### REQUIREMENT
How many lines of the entries below include the word "abaixo"? Answer with the number alone.

### Stored data entries
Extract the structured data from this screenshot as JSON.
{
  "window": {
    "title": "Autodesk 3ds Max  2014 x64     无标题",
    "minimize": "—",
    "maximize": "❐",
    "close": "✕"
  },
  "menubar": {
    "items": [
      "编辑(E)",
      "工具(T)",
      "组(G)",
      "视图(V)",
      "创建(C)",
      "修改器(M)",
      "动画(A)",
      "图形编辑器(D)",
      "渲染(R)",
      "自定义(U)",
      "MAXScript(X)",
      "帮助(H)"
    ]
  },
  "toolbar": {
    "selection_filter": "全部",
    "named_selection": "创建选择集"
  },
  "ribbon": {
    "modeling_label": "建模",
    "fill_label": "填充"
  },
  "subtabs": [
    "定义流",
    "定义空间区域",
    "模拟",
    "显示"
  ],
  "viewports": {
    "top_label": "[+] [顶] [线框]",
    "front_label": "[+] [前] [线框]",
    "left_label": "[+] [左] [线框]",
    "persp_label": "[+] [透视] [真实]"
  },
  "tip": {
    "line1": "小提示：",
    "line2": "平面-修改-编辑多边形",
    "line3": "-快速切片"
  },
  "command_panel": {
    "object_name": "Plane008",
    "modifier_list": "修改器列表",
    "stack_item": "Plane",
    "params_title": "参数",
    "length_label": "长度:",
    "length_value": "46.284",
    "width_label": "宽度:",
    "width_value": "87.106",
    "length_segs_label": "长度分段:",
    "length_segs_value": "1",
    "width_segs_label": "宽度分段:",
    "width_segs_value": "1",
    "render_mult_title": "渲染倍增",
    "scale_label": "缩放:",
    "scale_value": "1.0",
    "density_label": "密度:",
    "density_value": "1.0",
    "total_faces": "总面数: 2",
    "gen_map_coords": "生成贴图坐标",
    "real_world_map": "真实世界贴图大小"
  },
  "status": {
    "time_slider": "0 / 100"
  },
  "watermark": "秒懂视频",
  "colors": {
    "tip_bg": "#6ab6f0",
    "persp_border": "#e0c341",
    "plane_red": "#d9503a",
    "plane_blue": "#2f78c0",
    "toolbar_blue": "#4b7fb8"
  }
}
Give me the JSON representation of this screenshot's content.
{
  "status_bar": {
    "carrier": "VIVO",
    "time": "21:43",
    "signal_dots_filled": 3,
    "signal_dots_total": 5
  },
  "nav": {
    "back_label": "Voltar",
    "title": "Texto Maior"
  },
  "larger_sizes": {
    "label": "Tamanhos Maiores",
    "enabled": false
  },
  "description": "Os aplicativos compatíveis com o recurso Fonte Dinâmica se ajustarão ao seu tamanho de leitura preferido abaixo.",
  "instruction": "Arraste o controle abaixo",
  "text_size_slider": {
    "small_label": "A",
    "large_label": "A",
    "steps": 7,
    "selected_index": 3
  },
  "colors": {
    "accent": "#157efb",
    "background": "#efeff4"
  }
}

### SOLUTION TO THE PROBLEM
2